▶ [Aim]
Print all the data, keeping every line exactly as it is.

# start of Information shown

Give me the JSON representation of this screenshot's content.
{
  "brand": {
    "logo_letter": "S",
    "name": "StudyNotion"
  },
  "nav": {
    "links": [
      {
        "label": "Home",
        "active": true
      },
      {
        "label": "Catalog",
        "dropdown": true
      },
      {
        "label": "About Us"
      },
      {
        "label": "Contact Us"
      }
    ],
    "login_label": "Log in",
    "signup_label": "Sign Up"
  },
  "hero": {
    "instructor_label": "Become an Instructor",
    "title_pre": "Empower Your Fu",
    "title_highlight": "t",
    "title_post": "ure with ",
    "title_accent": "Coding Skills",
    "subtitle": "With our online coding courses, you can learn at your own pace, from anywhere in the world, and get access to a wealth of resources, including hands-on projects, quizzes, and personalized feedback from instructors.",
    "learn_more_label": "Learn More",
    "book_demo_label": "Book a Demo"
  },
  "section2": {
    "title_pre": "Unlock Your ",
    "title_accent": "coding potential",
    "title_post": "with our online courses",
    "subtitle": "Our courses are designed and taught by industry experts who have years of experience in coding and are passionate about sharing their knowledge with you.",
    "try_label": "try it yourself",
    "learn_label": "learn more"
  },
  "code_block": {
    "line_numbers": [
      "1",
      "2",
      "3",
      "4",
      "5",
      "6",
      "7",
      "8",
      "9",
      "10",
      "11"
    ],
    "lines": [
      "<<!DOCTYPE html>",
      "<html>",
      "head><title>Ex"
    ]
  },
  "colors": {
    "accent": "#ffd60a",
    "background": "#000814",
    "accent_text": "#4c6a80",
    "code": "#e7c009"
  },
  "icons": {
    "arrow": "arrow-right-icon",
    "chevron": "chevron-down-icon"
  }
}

# end of Information shown

▶ [Answer for this exercise]
Give me the JSON representation of this screenshot's content.
{
  "brand": {
    "logo_letter": "S",
    "name": "StudyNotion"
  },
  "nav": {
    "links": [
      {
        "label": "Home",
        "active": true
      },
      {
        "label": "Catalog",
        "dropdown": true
      },
      {
        "label": "About Us"
      },
      {
        "label": "Contact Us"
      }
    ],
    "login_label": "Log in",
    "signup_label": "Sign Up"
  },
  "hero": {
    "instructor_label": "Become an Instructor",
    "title_pre": "Empower Your Fu",
    "title_highlight": "t",
    "title_post": "ure with ",
    "title_accent": "Coding Skills",
    "subtitle": "With our online coding courses, you can learn at your own pace, from anywhere in the world, and get access to a wealth of resources, including hands-on projects, quizzes, and personalized feedback from instructors.",
    "learn_more_label": "Learn More",
    "book_demo_label": "Book a Demo"
  },
  "section2": {
    "title_pre": "Unlock Your ",
    "title_accent": "coding potential",
    "title_post": "with our online courses",
    "subtitle": "Our courses are designed and taught by industry experts who have years of experience in coding and are passionate about sharing their knowledge with you.",
    "try_label": "try it yourself",
    "learn_label": "learn more"
  },
  "code_block": {
    "line_numbers": [
      "1",
      "2",
      "3",
      "4",
      "5",
      "6",
      "7",
      "8",
      "9",
      "10",
      "11"
    ],
    "lines": [
      "<<!DOCTYPE html>",
      "<html>",
      "head><title>Ex"
    ]
  },
  "colors": {
    "accent": "#ffd60a",
    "background": "#000814",
    "accent_text": "#4c6a80",
    "code": "#e7c009"
  },
  "icons": {
    "arrow": "arrow-right-icon",
    "chevron": "chevron-down-icon"
  }
}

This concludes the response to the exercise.